[Begin GIVEN RECORDS]

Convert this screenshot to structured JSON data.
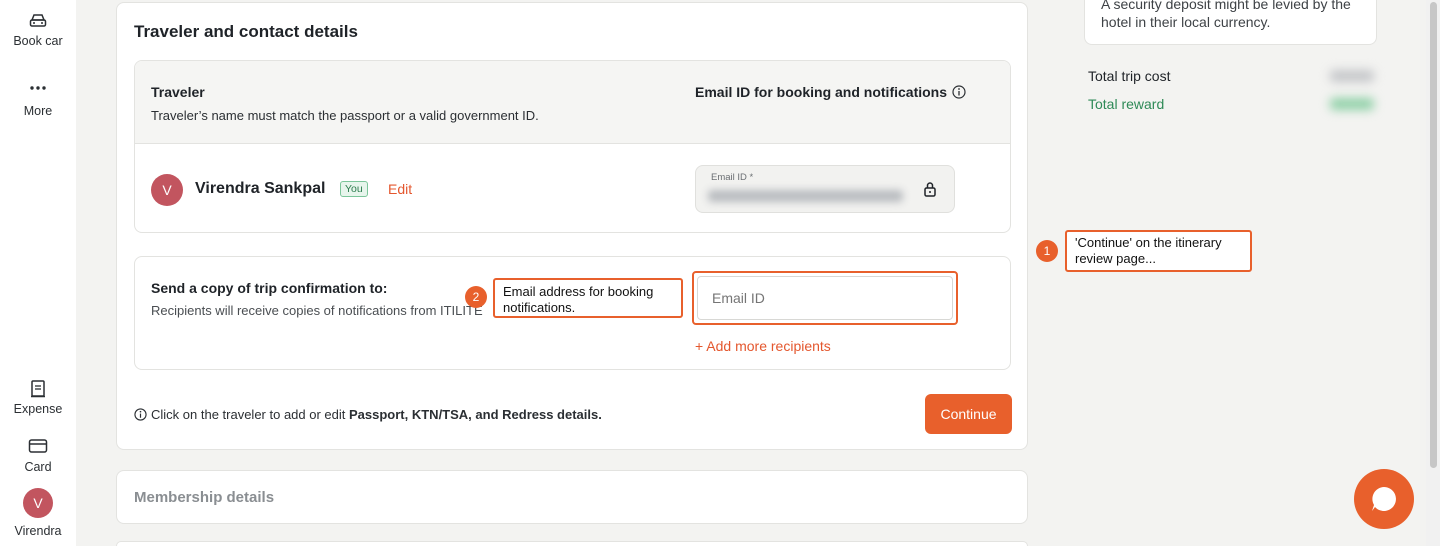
{
  "nav": {
    "book_car": "Book car",
    "more": "More",
    "expense": "Expense",
    "card": "Card",
    "user_initial": "V",
    "user_name": "Virendra"
  },
  "main": {
    "title": "Traveler and contact details",
    "traveler_header": "Traveler",
    "traveler_subtitle": "Traveler’s name must match the passport or a valid government ID.",
    "email_header": "Email ID for booking and notifications",
    "traveler": {
      "initial": "V",
      "name": "Virendra Sankpal",
      "badge": "You",
      "edit": "Edit",
      "email_label": "Email ID *"
    },
    "copy": {
      "title": "Send a copy of trip confirmation to:",
      "subtitle": "Recipients will receive copies of notifications from ITILITE",
      "email_placeholder": "Email ID",
      "add_more": "+ Add more recipients"
    },
    "footnote_prefix": "Click on the traveler to add or edit ",
    "footnote_bold": "Passport, KTN/TSA, and Redress details.",
    "continue": "Continue",
    "membership": "Membership details"
  },
  "summary": {
    "deposit_note": "A security deposit might be levied by the hotel in their local currency.",
    "total_trip_cost": "Total trip cost",
    "total_reward": "Total reward"
  },
  "annotations": {
    "note1_num": "1",
    "note1_text": "'Continue' on the itinerary review page...",
    "note2_num": "2",
    "note2_text": "Email address for booking notifications."
  },
  "colors": {
    "accent": "#e8602c",
    "reward_green": "#2e8a57",
    "avatar": "#c2555f"
  }
}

[End GIVEN RECORDS]

Repeat the material above word for word and skip every image in it.

Convert this screenshot to structured JSON data.
{
  "nav": {
    "book_car": "Book car",
    "more": "More",
    "expense": "Expense",
    "card": "Card",
    "user_initial": "V",
    "user_name": "Virendra"
  },
  "main": {
    "title": "Traveler and contact details",
    "traveler_header": "Traveler",
    "traveler_subtitle": "Traveler’s name must match the passport or a valid government ID.",
    "email_header": "Email ID for booking and notifications",
    "traveler": {
      "initial": "V",
      "name": "Virendra Sankpal",
      "badge": "You",
      "edit": "Edit",
      "email_label": "Email ID *"
    },
    "copy": {
      "title": "Send a copy of trip confirmation to:",
      "subtitle": "Recipients will receive copies of notifications from ITILITE",
      "email_placeholder": "Email ID",
      "add_more": "+ Add more recipients"
    },
    "footnote_prefix": "Click on the traveler to add or edit ",
    "footnote_bold": "Passport, KTN/TSA, and Redress details.",
    "continue": "Continue",
    "membership": "Membership details"
  },
  "summary": {
    "deposit_note": "A security deposit might be levied by the hotel in their local currency.",
    "total_trip_cost": "Total trip cost",
    "total_reward": "Total reward"
  },
  "annotations": {
    "note1_num": "1",
    "note1_text": "'Continue' on the itinerary review page...",
    "note2_num": "2",
    "note2_text": "Email address for booking notifications."
  },
  "colors": {
    "accent": "#e8602c",
    "reward_green": "#2e8a57",
    "avatar": "#c2555f"
  }
}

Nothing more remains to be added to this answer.